# ФРАГМЕНТ ТЕКСТА

Нет, она у меня молодец, правда. Она все, что может, старается делать сама. У отца она и половины этого не делала, он отстранял ее вообще от всяческих дел: «Уйди, не путайся под ногами». А я научилась ее мастерски обходить. И ей теперь нравится, что хоть чем-то она в хозяйстве полезна. Она даже наволочки со своих подушек больными руками сняла. И пододеяльник она действительно снять сама не может, после инсульта руки у нее на фоне прогрессирующего артроза не поднимаются выше уровня живота – да и то с трудом. И она сама (сама!) рылась в шкафчиках, чтобы найти клеенку. Но я хочу сначала позавтракать и проснуться.

– Ты батарею сегодня будешь красить?

Господи!

– Я ж говорила, сначала надо купить средство, чтобы снять ржавчину.

Завариваю кукурузные хлопья, завтракаю, собираю постельное белье, загружаю стиральную машину, подкидываю дрова в печку, доверяю маме закрыть печку и выключить машинку, когда она закончит стирку, и выхожу из дома. Мне нужно заплатить за интернет, который мне провели вчера, купить новые резиновые перчатки, средство для удаления ржавчины и найти в каком-нибудь магазине кефир с пролонгированным сроком годности.

Кефир для мамы – это, пожалуй, самое важное. Молочка с просроченным сроком годности в местных магазинах – это норма. Стоит себе и стоит. Брат вчера перед отъездом специально съездил в магазин за кефиром, чтобы мне сегодня никуда не ходить. Утром оказалось, что срок годности у него до 24 сентября. А уже 2 октября. Нормально? Мама утром кашу ждать отказалась и попросила выдать ей просроченный кефир – под ее личную ответственность. Я выдала. Но сама бы такой пить не стала.

 

И вот ковыляю я от магазина до магазина в поисках кефира. Действительно ковыляю. На пятках образовались какие-то болезненные подушки, на которые ужасно больно наступать, тело скрючило непонятной буквой зю. Своим телом в последний раз я занималась 14 сентября, я это точно помню. Как раз перед тем, как забрать отца из больницы. Вот оно и мстит теперь. Ковыляю и уже даже не смотрю, как здесь по улицам ходят женщины. Что смотреть, если сама такая.

По пути покупаю маме слойку с яблоками – пусть кушает и не обижается, что я ничего не успеваю стряпать. Возвращаюсь домой. 11.40.

– Там белье уже постиралось, надо развешать.

Да сама уже вижу, что постиралось. Развешиваю белье, каждый раз, поднимая руки, ощущаю тягучую боль в левом плече. Уже скоро два месяца, как оно болит.

– Мы не хотим поесть борщику?

# СПИСОК ЗАДАНИЙ
A – Определите, соответствуют ли фрагменту о поисках кефира утверждения (i) «Срок годности кефира, купленного братом, истек 24 сентября», (ii) «Отец охотно привлекал маму к домашним делам» и (iii) «Мама самостоятельно сняла пододеяльник». На каждое ответьте «да» или «нет» и приведите точную решающую цитату.
B – Ответьте по фрагменту о поисках кефира на вопросы, каждый ответ дайте с новой строки:
(i) Какое число указано как сегодняшнее?
(ii) Что куплено маме по пути домой?
(iii) Как долго уже болит левое плечо?
C – Продолжите фрагмент о поисках кефира после его последней фразы.

Сохраненные записи

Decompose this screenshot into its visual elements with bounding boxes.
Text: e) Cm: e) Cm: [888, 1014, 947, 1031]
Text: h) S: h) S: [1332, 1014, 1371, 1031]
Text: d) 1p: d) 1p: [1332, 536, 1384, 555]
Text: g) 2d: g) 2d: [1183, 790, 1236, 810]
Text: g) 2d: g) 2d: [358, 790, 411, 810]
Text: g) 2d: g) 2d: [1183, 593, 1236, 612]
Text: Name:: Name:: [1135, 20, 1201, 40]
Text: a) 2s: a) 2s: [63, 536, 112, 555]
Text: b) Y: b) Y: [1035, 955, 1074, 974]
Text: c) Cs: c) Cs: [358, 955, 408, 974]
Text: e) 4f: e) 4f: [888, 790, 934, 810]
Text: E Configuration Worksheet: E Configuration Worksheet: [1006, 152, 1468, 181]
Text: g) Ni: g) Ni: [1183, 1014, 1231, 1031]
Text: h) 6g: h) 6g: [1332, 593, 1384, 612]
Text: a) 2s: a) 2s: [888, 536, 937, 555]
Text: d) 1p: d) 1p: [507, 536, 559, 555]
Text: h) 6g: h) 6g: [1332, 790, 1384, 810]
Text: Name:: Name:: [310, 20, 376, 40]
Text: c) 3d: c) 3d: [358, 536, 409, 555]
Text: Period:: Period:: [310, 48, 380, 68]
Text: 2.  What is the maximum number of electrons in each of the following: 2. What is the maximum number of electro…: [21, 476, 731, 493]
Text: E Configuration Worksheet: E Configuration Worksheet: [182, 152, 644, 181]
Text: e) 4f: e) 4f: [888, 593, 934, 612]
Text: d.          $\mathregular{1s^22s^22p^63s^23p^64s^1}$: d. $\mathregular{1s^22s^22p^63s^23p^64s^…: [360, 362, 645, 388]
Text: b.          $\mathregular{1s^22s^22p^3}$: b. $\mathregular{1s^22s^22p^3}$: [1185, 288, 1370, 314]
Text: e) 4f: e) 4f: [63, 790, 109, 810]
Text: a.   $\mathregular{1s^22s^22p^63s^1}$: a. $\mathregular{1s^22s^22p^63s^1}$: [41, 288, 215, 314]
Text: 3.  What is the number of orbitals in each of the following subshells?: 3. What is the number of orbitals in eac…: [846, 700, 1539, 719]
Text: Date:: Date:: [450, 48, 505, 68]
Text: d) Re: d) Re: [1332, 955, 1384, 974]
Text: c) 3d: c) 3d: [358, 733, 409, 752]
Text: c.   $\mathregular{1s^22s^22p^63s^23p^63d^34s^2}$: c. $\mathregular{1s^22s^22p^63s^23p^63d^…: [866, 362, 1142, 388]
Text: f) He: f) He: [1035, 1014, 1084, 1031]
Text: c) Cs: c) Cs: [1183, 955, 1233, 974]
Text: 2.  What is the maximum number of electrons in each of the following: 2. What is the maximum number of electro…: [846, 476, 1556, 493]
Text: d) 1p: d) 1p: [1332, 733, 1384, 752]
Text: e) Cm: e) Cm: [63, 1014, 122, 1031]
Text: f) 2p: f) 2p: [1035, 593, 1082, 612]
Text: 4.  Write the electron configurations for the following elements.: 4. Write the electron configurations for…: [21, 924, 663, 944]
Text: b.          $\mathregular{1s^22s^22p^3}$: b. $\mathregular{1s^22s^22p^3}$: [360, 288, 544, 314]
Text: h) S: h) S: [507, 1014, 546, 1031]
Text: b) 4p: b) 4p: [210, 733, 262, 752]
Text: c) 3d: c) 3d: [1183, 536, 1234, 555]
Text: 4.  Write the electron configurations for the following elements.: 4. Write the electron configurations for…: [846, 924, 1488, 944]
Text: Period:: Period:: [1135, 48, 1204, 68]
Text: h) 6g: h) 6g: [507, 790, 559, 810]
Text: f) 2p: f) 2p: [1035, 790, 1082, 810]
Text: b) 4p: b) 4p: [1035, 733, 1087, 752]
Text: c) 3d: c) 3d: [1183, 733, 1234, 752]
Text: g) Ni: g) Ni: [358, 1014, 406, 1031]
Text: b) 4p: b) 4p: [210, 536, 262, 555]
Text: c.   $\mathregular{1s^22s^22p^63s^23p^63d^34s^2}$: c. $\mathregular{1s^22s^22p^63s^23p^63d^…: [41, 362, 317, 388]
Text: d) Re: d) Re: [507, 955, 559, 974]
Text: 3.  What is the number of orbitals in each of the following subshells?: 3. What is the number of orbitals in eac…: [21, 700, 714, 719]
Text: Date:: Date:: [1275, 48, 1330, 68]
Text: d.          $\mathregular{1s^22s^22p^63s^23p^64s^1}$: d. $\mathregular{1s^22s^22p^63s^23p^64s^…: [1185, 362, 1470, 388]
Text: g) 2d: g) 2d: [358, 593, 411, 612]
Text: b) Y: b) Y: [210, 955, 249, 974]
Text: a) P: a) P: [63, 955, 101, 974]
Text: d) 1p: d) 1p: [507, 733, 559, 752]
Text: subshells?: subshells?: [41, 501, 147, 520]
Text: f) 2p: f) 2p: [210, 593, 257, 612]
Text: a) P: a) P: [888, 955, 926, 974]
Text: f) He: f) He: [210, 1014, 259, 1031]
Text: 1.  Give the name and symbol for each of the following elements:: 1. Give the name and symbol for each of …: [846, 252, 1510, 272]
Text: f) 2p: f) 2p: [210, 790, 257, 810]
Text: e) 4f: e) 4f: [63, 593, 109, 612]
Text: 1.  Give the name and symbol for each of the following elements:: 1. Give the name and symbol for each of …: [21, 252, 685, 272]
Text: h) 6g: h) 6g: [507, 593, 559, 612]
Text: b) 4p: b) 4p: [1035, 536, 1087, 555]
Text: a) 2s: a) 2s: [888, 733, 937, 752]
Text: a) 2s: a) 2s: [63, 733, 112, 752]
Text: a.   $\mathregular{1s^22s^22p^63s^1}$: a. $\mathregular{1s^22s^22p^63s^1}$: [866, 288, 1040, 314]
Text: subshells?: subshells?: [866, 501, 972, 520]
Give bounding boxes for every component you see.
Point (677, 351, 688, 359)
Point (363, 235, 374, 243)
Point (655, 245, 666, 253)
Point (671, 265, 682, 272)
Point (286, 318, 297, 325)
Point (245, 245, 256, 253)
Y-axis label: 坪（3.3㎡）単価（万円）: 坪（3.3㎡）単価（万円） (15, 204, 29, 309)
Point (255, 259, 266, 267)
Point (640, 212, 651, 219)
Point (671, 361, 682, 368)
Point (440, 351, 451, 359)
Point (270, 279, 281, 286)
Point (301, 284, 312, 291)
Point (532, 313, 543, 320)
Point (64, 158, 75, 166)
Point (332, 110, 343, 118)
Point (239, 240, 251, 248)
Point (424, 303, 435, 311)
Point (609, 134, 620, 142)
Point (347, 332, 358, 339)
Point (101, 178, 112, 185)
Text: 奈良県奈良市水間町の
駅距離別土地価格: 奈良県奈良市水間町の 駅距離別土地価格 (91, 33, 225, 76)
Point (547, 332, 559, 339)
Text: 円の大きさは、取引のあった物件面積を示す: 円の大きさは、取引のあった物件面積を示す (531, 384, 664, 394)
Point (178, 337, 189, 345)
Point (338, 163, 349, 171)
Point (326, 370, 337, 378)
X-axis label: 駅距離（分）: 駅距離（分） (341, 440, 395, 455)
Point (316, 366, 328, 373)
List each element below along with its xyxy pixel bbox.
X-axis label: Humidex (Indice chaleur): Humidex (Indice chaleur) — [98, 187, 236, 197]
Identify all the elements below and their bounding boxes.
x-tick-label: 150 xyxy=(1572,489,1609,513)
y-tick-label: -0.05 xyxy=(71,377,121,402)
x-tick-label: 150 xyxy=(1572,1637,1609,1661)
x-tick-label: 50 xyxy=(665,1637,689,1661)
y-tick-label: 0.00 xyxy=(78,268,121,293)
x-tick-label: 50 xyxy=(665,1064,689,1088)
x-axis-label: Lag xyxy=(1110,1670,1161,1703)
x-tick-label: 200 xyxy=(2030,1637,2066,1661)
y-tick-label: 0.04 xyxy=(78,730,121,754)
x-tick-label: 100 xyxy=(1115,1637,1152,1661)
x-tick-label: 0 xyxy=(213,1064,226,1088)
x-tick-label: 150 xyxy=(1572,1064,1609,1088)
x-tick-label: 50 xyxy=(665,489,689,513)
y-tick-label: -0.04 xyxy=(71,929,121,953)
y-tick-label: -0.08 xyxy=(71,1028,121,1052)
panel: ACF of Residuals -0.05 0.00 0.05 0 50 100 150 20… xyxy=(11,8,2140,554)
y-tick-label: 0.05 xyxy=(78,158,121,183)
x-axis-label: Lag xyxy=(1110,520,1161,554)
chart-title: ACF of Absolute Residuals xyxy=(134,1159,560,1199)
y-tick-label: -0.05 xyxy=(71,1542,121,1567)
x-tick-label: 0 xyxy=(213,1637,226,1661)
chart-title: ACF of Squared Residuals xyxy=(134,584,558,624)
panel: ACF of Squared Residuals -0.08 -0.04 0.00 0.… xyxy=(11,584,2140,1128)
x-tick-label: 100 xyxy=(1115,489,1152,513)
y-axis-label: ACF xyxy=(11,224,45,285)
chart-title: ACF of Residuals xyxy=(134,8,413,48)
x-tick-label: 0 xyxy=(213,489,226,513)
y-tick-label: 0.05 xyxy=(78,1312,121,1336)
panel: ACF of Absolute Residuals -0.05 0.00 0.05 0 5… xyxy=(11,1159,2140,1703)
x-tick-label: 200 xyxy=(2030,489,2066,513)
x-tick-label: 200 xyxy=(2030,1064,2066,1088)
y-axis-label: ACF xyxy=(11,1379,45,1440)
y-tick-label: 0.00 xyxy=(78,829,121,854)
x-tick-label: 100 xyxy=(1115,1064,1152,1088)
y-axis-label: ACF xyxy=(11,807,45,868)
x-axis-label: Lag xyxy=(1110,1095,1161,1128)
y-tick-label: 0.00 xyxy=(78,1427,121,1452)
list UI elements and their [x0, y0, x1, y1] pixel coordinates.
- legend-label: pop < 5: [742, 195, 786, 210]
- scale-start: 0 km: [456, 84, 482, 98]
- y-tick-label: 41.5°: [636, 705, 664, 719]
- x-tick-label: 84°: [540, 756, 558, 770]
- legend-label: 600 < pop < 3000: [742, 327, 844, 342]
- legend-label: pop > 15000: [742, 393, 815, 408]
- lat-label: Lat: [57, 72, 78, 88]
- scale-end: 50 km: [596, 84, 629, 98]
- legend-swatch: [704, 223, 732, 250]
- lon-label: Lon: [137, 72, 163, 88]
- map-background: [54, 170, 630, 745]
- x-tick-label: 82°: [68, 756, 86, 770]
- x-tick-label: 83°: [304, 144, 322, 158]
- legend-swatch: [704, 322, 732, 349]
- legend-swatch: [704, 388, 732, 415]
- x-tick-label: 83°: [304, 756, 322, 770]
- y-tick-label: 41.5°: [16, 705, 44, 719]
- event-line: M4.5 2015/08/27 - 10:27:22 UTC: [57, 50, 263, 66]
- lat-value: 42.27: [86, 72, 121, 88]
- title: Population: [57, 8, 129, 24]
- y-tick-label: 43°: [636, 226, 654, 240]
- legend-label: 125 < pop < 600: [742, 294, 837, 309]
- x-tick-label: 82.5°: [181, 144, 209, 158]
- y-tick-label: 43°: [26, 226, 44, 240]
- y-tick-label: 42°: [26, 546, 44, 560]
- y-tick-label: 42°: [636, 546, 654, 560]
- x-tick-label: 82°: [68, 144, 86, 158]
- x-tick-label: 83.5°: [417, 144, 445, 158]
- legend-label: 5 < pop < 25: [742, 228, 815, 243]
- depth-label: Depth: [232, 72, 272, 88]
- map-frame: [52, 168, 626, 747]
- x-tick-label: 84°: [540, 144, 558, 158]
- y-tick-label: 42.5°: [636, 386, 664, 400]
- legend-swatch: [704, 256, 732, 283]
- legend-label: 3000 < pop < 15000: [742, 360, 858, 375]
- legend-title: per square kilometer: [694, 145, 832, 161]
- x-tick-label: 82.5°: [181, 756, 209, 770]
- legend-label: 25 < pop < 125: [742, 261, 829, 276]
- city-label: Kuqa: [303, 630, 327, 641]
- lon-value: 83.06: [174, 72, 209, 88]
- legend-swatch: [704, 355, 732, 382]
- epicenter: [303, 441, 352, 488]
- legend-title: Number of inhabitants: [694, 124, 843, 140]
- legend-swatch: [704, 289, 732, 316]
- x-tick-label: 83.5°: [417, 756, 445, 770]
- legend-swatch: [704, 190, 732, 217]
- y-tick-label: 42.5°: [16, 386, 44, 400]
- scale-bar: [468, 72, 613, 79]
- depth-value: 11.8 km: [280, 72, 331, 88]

# ОТВЕТЫ ПО НОМЕРАМ
A –
(i) Да: «Утром оказалось, что срок годности у него до 24 сентября».
(ii) Нет: «он отстранял ее вообще от всяческих дел».
(iii) Нет: «И пододеяльник она действительно снять сама не может».

B –
(i) 2 октября.
(ii) Слойка с яблоками.
(iii) Уже скоро два месяца.

C –
Мы не хотим. Но раз мама хочет, я подогрею и налью. И еще подогрею, налью и принесу чай. А вот моет посуду она теперь сама – идет на двух костылях и держит пустую чашку двумя пальцами за краешек. Хочется отобрать и помыть самой, но я не отбираю. Пусть моет. Пока может, пусть хоть что-то делает сама.

Все, 12.10. У меня есть пятьдесят минут до обеда. Возможно, я успею за это время что-нибудь написать. О ветеринарии – обещала серию текстов на ветеринарный сайт. С SEO-оптимизацией.

Вообще-то в городе я садилась за компьютер и начинала работать в 9.00. Даже когда работала дома. К 12.00 успевала сделать большую часть работы, а вечером оставалось время погулять, почитать, покрутить педали на тренажере, посмотреть хорошее кино. А тут кто-то (или что-то) буквально сжирает мое время. Внаглую. И я не понимаю, что с этим делать.

Пять минут работы, и тут:

– Тань, а просроченный кефир еще остался?

– Я не успела его выбросить.

– Не выбрасывай, я им еще вечером полечусь, он мне помогает.

Шестеренки в голове начинают медленно проворачиваться против часовой стрелки.

– Ты, наконец, сходила в туалет?

– Да.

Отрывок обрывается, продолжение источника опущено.